AVAILABLE RECORDS
----
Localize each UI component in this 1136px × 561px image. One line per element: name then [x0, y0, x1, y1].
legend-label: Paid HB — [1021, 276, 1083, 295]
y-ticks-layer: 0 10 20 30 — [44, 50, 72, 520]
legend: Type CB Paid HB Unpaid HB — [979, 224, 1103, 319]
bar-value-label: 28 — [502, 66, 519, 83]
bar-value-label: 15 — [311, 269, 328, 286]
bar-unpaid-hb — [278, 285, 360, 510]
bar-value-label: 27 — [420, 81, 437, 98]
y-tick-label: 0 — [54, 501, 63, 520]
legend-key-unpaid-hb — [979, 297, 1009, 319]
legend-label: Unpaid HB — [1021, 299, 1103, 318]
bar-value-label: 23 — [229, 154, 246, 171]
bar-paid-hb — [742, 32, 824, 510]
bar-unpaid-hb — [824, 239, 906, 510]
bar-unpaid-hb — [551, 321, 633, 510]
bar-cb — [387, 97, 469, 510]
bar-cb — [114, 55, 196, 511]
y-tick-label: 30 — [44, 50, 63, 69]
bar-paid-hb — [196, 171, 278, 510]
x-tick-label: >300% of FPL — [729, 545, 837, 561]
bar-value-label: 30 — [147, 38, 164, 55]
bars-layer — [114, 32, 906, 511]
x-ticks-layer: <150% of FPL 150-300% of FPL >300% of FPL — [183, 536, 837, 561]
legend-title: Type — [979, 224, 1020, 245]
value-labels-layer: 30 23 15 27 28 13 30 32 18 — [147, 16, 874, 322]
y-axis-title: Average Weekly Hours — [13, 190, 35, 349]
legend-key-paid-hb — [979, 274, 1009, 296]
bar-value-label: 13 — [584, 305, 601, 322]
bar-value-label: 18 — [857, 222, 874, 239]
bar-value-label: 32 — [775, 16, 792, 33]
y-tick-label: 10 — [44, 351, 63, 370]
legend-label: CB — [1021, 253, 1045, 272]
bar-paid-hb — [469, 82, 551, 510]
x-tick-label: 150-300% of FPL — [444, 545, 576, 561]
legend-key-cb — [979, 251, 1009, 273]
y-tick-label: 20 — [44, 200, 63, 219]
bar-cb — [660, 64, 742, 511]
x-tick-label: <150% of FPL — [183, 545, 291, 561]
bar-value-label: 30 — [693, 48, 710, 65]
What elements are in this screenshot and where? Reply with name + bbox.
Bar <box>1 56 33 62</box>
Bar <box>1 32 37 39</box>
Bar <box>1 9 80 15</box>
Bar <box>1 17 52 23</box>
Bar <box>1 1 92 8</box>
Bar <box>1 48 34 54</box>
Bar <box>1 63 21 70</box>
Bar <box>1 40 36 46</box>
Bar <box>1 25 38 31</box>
----
Reproduce word for word the lines above, from the first one through the line that contains "legend-label: Unpaid HB".

RESPONSE TO THE TASK
Localize each UI component in this 1136px × 561px image. One line per element: name then [x0, y0, x1, y1].
legend-label: Paid HB — [1021, 276, 1083, 295]
y-ticks-layer: 0 10 20 30 — [44, 50, 72, 520]
legend: Type CB Paid HB Unpaid HB — [979, 224, 1103, 319]
bar-value-label: 28 — [502, 66, 519, 83]
bar-value-label: 15 — [311, 269, 328, 286]
bar-unpaid-hb — [278, 285, 360, 510]
bar-value-label: 27 — [420, 81, 437, 98]
y-tick-label: 0 — [54, 501, 63, 520]
legend-key-unpaid-hb — [979, 297, 1009, 319]
legend-label: Unpaid HB — [1021, 299, 1103, 318]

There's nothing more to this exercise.